» **Description of the task**
Each line that holds the word "stressful" counts once. Give the total number of such lines and nothing else.

=== Raw data ===

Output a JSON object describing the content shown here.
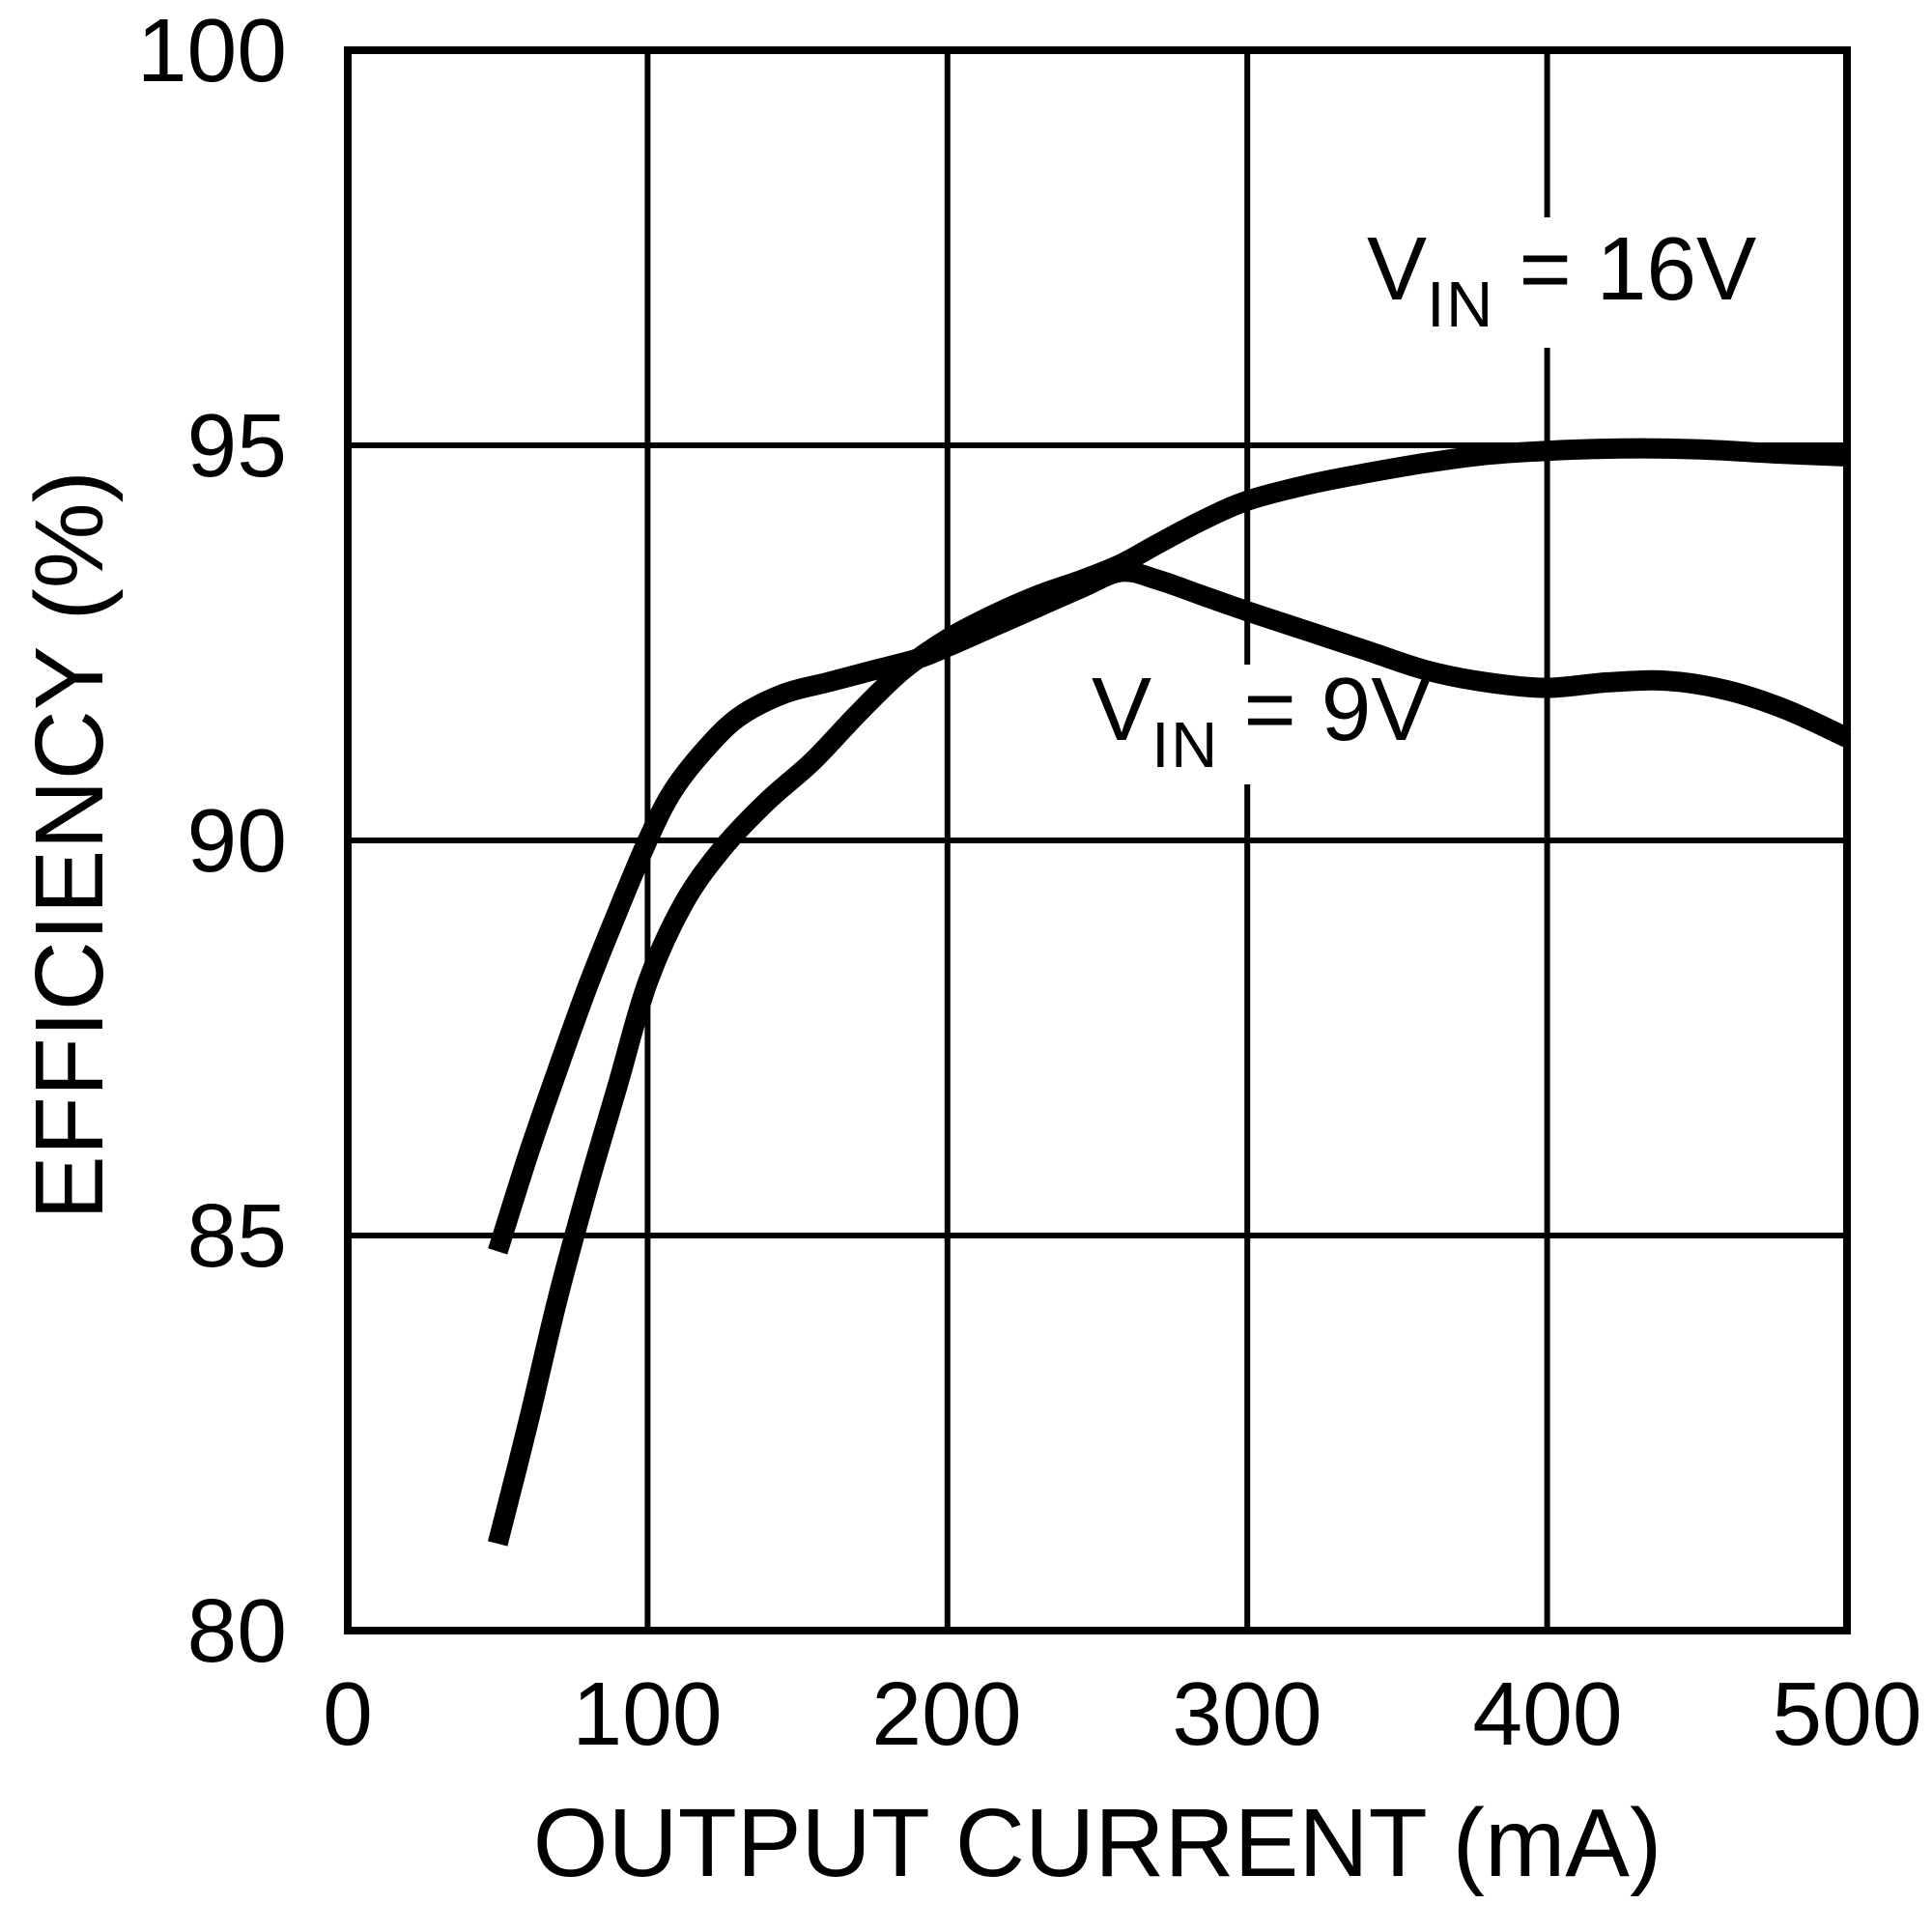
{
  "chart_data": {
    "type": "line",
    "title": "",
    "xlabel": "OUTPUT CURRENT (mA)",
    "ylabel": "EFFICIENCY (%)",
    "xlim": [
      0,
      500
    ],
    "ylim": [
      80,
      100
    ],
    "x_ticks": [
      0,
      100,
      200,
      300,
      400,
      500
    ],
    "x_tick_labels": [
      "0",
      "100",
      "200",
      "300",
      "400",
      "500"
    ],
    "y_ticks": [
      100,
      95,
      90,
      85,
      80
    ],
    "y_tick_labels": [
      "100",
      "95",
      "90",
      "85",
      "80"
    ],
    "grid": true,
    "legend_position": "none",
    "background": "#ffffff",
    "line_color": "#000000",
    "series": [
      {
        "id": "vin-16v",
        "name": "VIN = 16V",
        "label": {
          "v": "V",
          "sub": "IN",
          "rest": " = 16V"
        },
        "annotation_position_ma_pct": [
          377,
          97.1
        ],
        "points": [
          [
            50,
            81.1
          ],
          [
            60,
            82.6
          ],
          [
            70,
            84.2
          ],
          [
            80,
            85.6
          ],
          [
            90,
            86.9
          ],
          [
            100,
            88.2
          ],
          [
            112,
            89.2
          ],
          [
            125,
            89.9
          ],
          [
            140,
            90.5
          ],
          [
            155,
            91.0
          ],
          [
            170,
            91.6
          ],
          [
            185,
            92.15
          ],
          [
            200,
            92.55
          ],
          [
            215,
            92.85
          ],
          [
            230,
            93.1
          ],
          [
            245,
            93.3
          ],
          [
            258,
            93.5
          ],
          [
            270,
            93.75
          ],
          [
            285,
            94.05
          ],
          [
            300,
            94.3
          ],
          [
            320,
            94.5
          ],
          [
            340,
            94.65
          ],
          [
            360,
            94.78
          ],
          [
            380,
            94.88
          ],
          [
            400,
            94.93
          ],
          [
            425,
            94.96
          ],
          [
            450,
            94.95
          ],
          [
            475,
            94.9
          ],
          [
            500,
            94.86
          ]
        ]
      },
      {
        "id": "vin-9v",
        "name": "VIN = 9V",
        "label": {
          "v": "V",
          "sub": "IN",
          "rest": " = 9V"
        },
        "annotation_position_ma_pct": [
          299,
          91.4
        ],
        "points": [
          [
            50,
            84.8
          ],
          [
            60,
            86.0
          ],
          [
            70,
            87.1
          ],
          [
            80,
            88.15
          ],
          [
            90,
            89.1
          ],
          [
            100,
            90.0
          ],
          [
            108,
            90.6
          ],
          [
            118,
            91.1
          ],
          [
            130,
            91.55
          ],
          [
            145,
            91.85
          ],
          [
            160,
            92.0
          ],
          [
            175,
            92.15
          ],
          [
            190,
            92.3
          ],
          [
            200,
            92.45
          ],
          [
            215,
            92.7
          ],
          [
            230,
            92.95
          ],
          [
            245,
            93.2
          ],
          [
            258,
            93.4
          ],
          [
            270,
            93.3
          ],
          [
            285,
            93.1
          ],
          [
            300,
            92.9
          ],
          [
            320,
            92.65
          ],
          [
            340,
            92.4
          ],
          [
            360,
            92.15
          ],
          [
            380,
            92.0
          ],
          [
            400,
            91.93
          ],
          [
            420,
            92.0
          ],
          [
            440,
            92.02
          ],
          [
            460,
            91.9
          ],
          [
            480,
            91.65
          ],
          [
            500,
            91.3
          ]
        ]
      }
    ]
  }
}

===
=== Raw data ===

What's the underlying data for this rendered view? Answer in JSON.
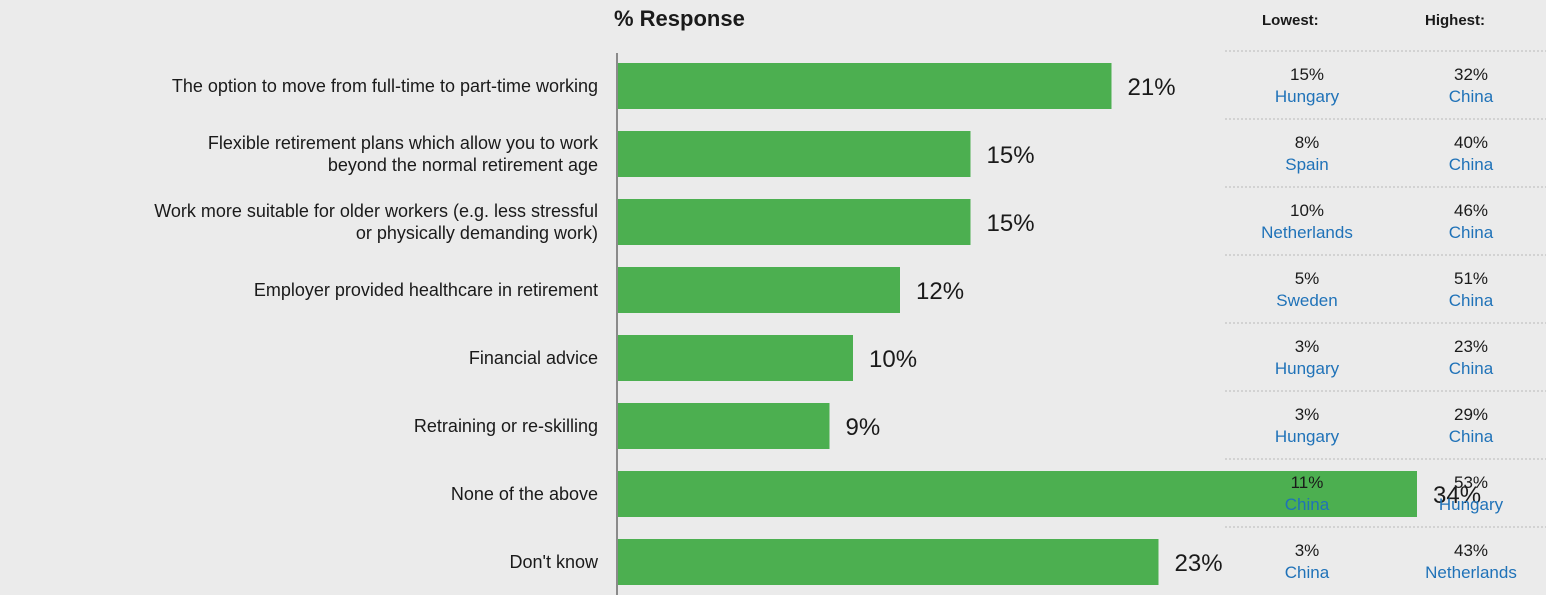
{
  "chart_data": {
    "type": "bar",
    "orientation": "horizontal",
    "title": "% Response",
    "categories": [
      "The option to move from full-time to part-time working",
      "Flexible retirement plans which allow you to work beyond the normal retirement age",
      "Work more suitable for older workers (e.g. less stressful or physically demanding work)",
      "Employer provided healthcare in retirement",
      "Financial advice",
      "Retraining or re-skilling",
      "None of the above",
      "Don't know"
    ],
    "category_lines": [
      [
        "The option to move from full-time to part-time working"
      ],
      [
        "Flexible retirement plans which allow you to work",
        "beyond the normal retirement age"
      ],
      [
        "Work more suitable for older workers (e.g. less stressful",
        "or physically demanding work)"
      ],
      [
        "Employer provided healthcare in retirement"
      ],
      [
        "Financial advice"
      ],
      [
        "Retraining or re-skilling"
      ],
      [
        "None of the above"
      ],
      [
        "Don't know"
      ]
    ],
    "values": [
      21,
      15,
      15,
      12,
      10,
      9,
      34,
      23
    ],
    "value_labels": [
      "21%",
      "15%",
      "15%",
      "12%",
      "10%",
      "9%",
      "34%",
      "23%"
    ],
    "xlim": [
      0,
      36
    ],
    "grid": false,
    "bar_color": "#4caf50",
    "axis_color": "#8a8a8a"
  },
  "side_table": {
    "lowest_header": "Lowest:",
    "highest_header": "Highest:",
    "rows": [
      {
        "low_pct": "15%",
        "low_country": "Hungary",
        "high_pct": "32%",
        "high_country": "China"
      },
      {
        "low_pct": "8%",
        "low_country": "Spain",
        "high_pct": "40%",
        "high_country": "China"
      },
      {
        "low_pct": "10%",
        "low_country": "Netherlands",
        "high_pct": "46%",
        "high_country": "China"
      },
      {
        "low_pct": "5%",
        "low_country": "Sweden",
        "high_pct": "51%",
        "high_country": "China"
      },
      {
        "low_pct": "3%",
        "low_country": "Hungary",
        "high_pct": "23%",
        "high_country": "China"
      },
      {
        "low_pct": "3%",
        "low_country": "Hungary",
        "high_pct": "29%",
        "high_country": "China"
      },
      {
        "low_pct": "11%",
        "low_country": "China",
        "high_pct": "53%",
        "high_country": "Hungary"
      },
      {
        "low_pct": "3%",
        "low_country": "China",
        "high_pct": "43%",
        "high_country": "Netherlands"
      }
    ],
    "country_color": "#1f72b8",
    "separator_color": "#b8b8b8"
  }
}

===

» **Solution to the problem**
2